* Work to complete:
Repeat every line of the data exactly, but not the pictures.

* Available records:
=====

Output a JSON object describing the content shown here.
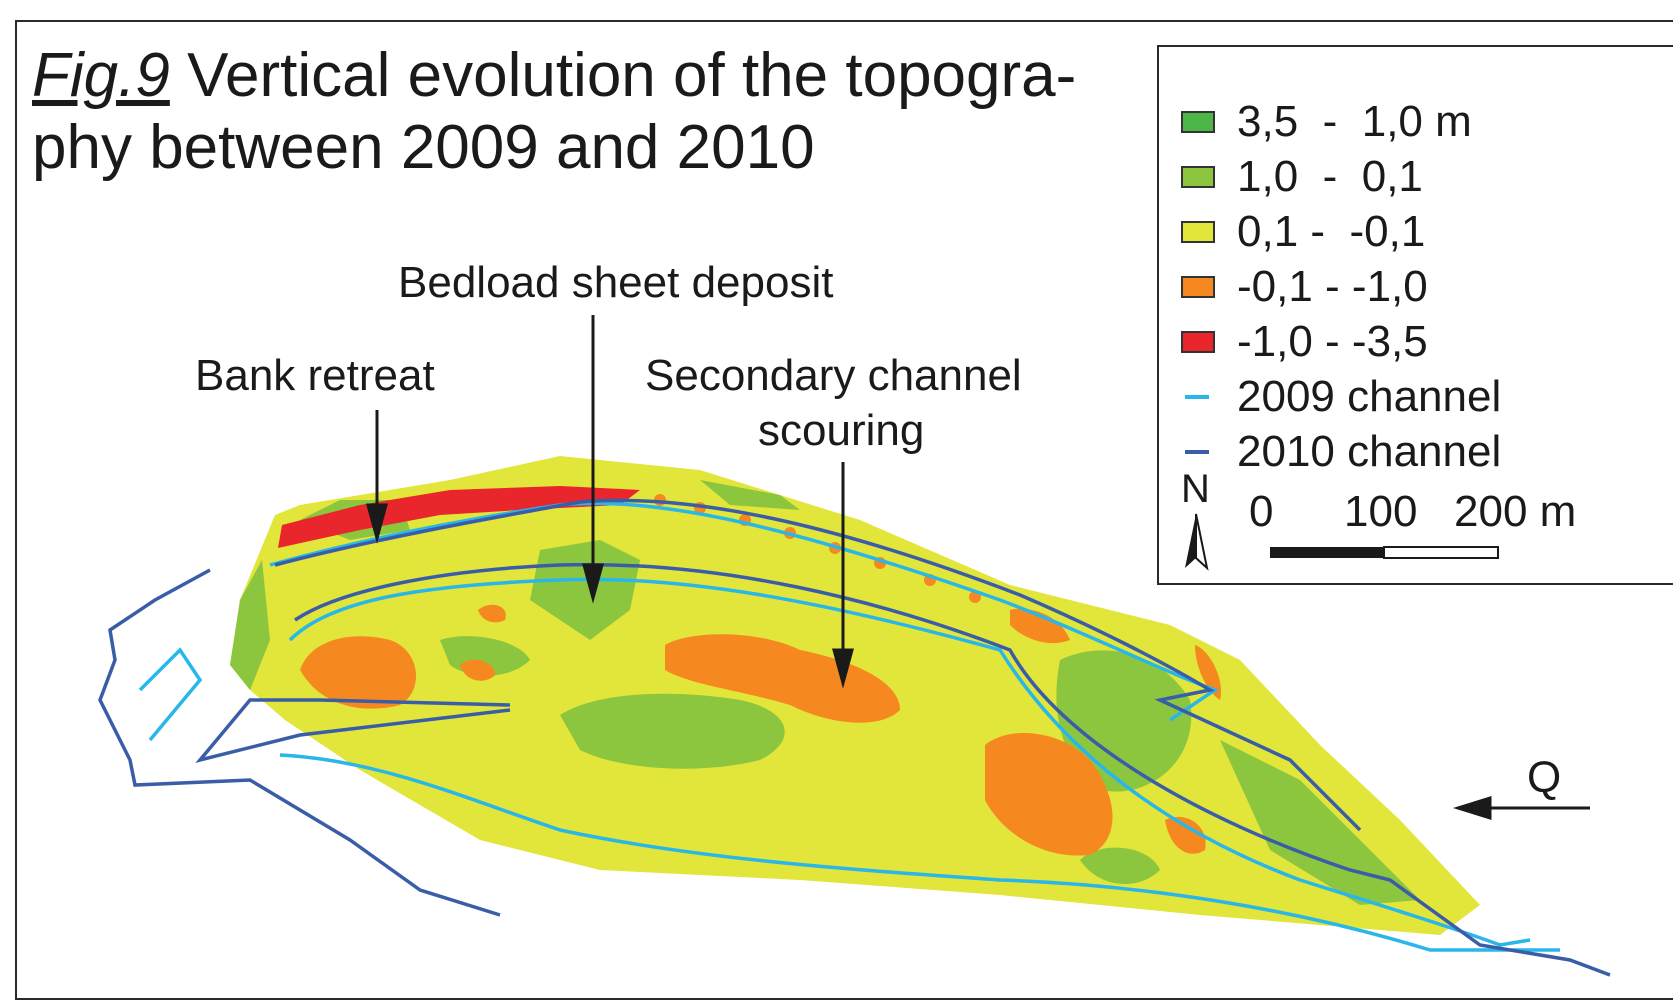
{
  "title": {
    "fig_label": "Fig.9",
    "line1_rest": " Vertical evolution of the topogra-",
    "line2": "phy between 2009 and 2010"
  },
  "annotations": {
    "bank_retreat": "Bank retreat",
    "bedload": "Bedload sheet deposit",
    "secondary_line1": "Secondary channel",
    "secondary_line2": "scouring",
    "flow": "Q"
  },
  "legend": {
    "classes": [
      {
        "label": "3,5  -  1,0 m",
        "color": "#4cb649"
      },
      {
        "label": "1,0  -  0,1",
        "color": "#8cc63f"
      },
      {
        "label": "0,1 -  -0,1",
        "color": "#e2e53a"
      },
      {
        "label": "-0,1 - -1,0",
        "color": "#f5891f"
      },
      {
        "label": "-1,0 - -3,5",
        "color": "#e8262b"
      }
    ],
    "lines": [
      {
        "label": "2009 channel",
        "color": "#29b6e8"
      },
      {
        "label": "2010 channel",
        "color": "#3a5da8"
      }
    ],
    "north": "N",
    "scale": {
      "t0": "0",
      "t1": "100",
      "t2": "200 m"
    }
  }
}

=====

* Solved exercise:
Output a JSON object describing the content shown here.
{
  "title": {
    "fig_label": "Fig.9",
    "line1_rest": " Vertical evolution of the topogra-",
    "line2": "phy between 2009 and 2010"
  },
  "annotations": {
    "bank_retreat": "Bank retreat",
    "bedload": "Bedload sheet deposit",
    "secondary_line1": "Secondary channel",
    "secondary_line2": "scouring",
    "flow": "Q"
  },
  "legend": {
    "classes": [
      {
        "label": "3,5  -  1,0 m",
        "color": "#4cb649"
      },
      {
        "label": "1,0  -  0,1",
        "color": "#8cc63f"
      },
      {
        "label": "0,1 -  -0,1",
        "color": "#e2e53a"
      },
      {
        "label": "-0,1 - -1,0",
        "color": "#f5891f"
      },
      {
        "label": "-1,0 - -3,5",
        "color": "#e8262b"
      }
    ],
    "lines": [
      {
        "label": "2009 channel",
        "color": "#29b6e8"
      },
      {
        "label": "2010 channel",
        "color": "#3a5da8"
      }
    ],
    "north": "N",
    "scale": {
      "t0": "0",
      "t1": "100",
      "t2": "200 m"
    }
  }
}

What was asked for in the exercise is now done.